▸ **TASK INSTRUCTIONS**
Beginning with the first entry, set down each one exactly as shown.
┏━━
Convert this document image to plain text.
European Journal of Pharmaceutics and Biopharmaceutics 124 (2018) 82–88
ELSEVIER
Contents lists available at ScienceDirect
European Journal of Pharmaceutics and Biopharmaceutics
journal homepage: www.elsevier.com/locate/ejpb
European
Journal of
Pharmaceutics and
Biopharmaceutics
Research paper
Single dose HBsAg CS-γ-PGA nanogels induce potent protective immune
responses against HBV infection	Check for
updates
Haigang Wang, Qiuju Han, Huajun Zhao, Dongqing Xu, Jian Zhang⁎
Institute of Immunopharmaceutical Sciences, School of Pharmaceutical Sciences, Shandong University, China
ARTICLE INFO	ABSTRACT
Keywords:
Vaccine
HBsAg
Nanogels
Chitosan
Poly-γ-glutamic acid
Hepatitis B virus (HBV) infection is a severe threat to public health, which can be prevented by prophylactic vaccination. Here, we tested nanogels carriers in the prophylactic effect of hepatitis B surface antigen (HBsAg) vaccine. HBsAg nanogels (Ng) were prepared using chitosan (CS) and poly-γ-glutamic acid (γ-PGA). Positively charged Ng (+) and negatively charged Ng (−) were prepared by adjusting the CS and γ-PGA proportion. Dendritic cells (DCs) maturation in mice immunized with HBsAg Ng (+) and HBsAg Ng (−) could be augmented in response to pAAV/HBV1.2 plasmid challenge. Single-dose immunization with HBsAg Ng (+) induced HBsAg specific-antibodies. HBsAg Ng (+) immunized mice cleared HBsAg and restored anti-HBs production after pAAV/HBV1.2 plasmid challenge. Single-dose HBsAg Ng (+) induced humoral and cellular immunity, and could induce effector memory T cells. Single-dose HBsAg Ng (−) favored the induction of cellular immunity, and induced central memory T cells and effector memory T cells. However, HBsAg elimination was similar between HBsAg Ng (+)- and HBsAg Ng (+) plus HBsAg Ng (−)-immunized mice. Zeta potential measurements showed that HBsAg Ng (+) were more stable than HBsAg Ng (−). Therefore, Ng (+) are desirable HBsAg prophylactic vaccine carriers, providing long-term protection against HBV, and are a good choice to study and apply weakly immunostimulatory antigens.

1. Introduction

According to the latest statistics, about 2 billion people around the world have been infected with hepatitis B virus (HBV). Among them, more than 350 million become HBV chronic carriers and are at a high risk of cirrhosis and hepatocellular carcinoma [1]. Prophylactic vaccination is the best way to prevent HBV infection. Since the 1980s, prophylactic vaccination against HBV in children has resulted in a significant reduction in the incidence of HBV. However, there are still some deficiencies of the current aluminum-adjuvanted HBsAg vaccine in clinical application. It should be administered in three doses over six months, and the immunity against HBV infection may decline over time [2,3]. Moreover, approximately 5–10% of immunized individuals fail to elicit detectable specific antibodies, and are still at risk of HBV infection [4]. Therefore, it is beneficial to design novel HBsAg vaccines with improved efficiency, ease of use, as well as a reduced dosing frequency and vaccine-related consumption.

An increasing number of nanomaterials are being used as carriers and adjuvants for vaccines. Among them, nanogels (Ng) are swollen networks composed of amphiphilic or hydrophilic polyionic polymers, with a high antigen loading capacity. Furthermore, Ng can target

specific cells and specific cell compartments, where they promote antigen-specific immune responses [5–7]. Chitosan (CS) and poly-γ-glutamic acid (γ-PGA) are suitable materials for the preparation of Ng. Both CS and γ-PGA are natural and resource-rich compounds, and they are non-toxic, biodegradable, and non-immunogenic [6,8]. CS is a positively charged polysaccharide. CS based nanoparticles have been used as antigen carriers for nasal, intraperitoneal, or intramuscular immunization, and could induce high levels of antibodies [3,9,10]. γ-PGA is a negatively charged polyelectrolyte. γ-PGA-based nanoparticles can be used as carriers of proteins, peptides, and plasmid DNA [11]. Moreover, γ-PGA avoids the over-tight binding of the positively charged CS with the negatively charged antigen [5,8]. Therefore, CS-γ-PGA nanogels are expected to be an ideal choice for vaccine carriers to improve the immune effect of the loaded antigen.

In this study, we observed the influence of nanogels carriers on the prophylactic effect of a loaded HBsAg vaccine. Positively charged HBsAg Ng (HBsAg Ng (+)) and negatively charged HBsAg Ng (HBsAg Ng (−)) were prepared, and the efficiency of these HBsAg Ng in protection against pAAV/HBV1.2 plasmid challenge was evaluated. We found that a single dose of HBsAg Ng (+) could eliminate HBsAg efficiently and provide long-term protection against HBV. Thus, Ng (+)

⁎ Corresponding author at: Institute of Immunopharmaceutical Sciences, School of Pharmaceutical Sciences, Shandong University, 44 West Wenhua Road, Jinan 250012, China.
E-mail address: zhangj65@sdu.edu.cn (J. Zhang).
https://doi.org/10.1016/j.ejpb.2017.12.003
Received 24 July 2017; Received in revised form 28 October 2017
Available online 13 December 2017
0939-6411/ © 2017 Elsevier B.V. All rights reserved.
┗━━
▸ **SOLVED PROBLEM**
Convert this document image to plain text.
European Journal of Pharmaceutics and Biopharmaceutics 124 (2018) 82–88
ELSEVIER
Contents lists available at ScienceDirect
European Journal of Pharmaceutics and Biopharmaceutics
journal homepage: www.elsevier.com/locate/ejpb
European
Journal of
Pharmaceutics and
Biopharmaceutics
Research paper
Single dose HBsAg CS-γ-PGA nanogels induce potent protective immune
responses against HBV infection	Check for
updates
Haigang Wang, Qiuju Han, Huajun Zhao, Dongqing Xu, Jian Zhang⁎
Institute of Immunopharmaceutical Sciences, School of Pharmaceutical Sciences, Shandong University, China
ARTICLE INFO	ABSTRACT
Keywords:
Vaccine
HBsAg
Nanogels
Chitosan
Poly-γ-glutamic acid
Hepatitis B virus (HBV) infection is a severe threat to public health, which can be prevented by prophylactic vaccination. Here, we tested nanogels carriers in the prophylactic effect of hepatitis B surface antigen (HBsAg) vaccine. HBsAg nanogels (Ng) were prepared using chitosan (CS) and poly-γ-glutamic acid (γ-PGA). Positively charged Ng (+) and negatively charged Ng (−) were prepared by adjusting the CS and γ-PGA proportion. Dendritic cells (DCs) maturation in mice immunized with HBsAg Ng (+) and HBsAg Ng (−) could be augmented in response to pAAV/HBV1.2 plasmid challenge. Single-dose immunization with HBsAg Ng (+) induced HBsAg specific-antibodies. HBsAg Ng (+) immunized mice cleared HBsAg and restored anti-HBs production after pAAV/HBV1.2 plasmid challenge. Single-dose HBsAg Ng (+) induced humoral and cellular immunity, and could induce effector memory T cells. Single-dose HBsAg Ng (−) favored the induction of cellular immunity, and induced central memory T cells and effector memory T cells. However, HBsAg elimination was similar between HBsAg Ng (+)- and HBsAg Ng (+) plus HBsAg Ng (−)-immunized mice. Zeta potential measurements showed that HBsAg Ng (+) were more stable than HBsAg Ng (−). Therefore, Ng (+) are desirable HBsAg prophylactic vaccine carriers, providing long-term protection against HBV, and are a good choice to study and apply weakly immunostimulatory antigens.

1. Introduction

According to the latest statistics, about 2 billion people around the world have been infected with hepatitis B virus (HBV). Among them, more than 350 million become HBV chronic carriers and are at a high risk of cirrhosis and hepatocellular carcinoma [1]. Prophylactic vaccination is the best way to prevent HBV infection. Since the 1980s, prophylactic vaccination against HBV in children has resulted in a significant reduction in the incidence of HBV. However, there are still some deficiencies of the current aluminum-adjuvanted HBsAg vaccine in clinical application. It should be administered in three doses over six months, and the immunity against HBV infection may decline over time [2,3]. Moreover, approximately 5–10% of immunized individuals fail to elicit detectable specific antibodies, and are still at risk of HBV infection [4]. Therefore, it is beneficial to design novel HBsAg vaccines with improved efficiency, ease of use, as well as a reduced dosing frequency and vaccine-related consumption.

An increasing number of nanomaterials are being used as carriers and adjuvants for vaccines. Among them, nanogels (Ng) are swollen networks composed of amphiphilic or hydrophilic polyionic polymers, with a high antigen loading capacity. Furthermore, Ng can target

specific cells and specific cell compartments, where they promote antigen-specific immune responses [5–7]. Chitosan (CS) and poly-γ-glutamic acid (γ-PGA) are suitable materials for the preparation of Ng. Both CS and γ-PGA are natural and resource-rich compounds, and they are non-toxic, biodegradable, and non-immunogenic [6,8]. CS is a positively charged polysaccharide. CS based nanoparticles have been used as antigen carriers for nasal, intraperitoneal, or intramuscular immunization, and could induce high levels of antibodies [3,9,10]. γ-PGA is a negatively charged polyelectrolyte. γ-PGA-based nanoparticles can be used as carriers of proteins, peptides, and plasmid DNA [11]. Moreover, γ-PGA avoids the over-tight binding of the positively charged CS with the negatively charged antigen [5,8]. Therefore, CS-γ-PGA nanogels are expected to be an ideal choice for vaccine carriers to improve the immune effect of the loaded antigen.

In this study, we observed the influence of nanogels carriers on the prophylactic effect of a loaded HBsAg vaccine. Positively charged HBsAg Ng (HBsAg Ng (+)) and negatively charged HBsAg Ng (HBsAg Ng (−)) were prepared, and the efficiency of these HBsAg Ng in protection against pAAV/HBV1.2 plasmid challenge was evaluated. We found that a single dose of HBsAg Ng (+) could eliminate HBsAg efficiently and provide long-term protection against HBV. Thus, Ng (+)

⁎ Corresponding author at: Institute of Immunopharmaceutical Sciences, School of Pharmaceutical Sciences, Shandong University, 44 West Wenhua Road, Jinan 250012, China.
E-mail address: zhangj65@sdu.edu.cn (J. Zhang).
https://doi.org/10.1016/j.ejpb.2017.12.003
Received 24 July 2017; Received in revised form 28 October 2017
Available online 13 December 2017
0939-6411/ © 2017 Elsevier B.V. All rights reserved.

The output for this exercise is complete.